SHORT EXERCISE —
Can you output the records below exactly as they are written?

________________

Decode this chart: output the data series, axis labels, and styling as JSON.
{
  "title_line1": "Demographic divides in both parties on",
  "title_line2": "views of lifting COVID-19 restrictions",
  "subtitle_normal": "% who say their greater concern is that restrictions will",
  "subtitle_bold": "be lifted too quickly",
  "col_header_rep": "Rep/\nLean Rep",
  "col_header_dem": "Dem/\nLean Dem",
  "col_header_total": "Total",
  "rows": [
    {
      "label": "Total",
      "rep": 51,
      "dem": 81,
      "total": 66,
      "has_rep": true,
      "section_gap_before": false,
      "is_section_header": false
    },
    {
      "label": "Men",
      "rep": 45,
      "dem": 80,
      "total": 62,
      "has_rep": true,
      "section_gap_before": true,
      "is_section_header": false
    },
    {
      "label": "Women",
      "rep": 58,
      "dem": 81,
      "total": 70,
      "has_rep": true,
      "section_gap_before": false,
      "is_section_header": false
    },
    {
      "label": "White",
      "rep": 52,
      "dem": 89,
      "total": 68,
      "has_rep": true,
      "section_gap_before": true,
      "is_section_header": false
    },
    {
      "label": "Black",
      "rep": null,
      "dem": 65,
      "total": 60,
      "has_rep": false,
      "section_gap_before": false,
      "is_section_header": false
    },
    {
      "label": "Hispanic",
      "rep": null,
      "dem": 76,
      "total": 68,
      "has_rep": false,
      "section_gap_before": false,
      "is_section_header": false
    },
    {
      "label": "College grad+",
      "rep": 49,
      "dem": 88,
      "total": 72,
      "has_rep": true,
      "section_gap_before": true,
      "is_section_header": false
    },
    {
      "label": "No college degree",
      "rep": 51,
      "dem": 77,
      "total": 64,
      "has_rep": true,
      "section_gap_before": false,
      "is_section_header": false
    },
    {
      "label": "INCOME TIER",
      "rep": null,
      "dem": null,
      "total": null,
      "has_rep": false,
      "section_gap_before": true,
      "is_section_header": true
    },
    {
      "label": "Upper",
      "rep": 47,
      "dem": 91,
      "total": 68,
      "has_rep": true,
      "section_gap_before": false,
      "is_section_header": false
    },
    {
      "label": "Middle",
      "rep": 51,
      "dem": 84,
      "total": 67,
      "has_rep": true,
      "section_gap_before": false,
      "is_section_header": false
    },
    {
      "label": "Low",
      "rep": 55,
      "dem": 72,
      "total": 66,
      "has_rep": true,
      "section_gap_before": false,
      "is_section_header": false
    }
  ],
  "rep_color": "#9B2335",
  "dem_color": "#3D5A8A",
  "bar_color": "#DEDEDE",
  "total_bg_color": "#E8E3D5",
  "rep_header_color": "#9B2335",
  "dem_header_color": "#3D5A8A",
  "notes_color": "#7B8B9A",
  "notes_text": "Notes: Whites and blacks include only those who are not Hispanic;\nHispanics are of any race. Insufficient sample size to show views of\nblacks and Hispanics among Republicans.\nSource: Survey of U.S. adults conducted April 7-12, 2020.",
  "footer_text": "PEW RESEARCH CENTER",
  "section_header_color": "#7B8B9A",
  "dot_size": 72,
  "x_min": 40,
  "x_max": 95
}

________________

EXERCISE OUTPUT —
Decode this chart: output the data series, axis labels, and styling as JSON.
{
  "title_line1": "Demographic divides in both parties on",
  "title_line2": "views of lifting COVID-19 restrictions",
  "subtitle_normal": "% who say their greater concern is that restrictions will",
  "subtitle_bold": "be lifted too quickly",
  "col_header_rep": "Rep/\nLean Rep",
  "col_header_dem": "Dem/\nLean Dem",
  "col_header_total": "Total",
  "rows": [
    {
      "label": "Total",
      "rep": 51,
      "dem": 81,
      "total": 66,
      "has_rep": true,
      "section_gap_before": false,
      "is_section_header": false
    },
    {
      "label": "Men",
      "rep": 45,
      "dem": 80,
      "total": 62,
      "has_rep": true,
      "section_gap_before": true,
      "is_section_header": false
    },
    {
      "label": "Women",
      "rep": 58,
      "dem": 81,
      "total": 70,
      "has_rep": true,
      "section_gap_before": false,
      "is_section_header": false
    },
    {
      "label": "White",
      "rep": 52,
      "dem": 89,
      "total": 68,
      "has_rep": true,
      "section_gap_before": true,
      "is_section_header": false
    },
    {
      "label": "Black",
      "rep": null,
      "dem": 65,
      "total": 60,
      "has_rep": false,
      "section_gap_before": false,
      "is_section_header": false
    },
    {
      "label": "Hispanic",
      "rep": null,
      "dem": 76,
      "total": 68,
      "has_rep": false,
      "section_gap_before": false,
      "is_section_header": false
    },
    {
      "label": "College grad+",
      "rep": 49,
      "dem": 88,
      "total": 72,
      "has_rep": true,
      "section_gap_before": true,
      "is_section_header": false
    },
    {
      "label": "No college degree",
      "rep": 51,
      "dem": 77,
      "total": 64,
      "has_rep": true,
      "section_gap_before": false,
      "is_section_header": false
    },
    {
      "label": "INCOME TIER",
      "rep": null,
      "dem": null,
      "total": null,
      "has_rep": false,
      "section_gap_before": true,
      "is_section_header": true
    },
    {
      "label": "Upper",
      "rep": 47,
      "dem": 91,
      "total": 68,
      "has_rep": true,
      "section_gap_before": false,
      "is_section_header": false
    },
    {
      "label": "Middle",
      "rep": 51,
      "dem": 84,
      "total": 67,
      "has_rep": true,
      "section_gap_before": false,
      "is_section_header": false
    },
    {
      "label": "Low",
      "rep": 55,
      "dem": 72,
      "total": 66,
      "has_rep": true,
      "section_gap_before": false,
      "is_section_header": false
    }
  ],
  "rep_color": "#9B2335",
  "dem_color": "#3D5A8A",
  "bar_color": "#DEDEDE",
  "total_bg_color": "#E8E3D5",
  "rep_header_color": "#9B2335",
  "dem_header_color": "#3D5A8A",
  "notes_color": "#7B8B9A",
  "notes_text": "Notes: Whites and blacks include only those who are not Hispanic;\nHispanics are of any race. Insufficient sample size to show views of\nblacks and Hispanics among Republicans.\nSource: Survey of U.S. adults conducted April 7-12, 2020.",
  "footer_text": "PEW RESEARCH CENTER",
  "section_header_color": "#7B8B9A",
  "dot_size": 72,
  "x_min": 40,
  "x_max": 95
}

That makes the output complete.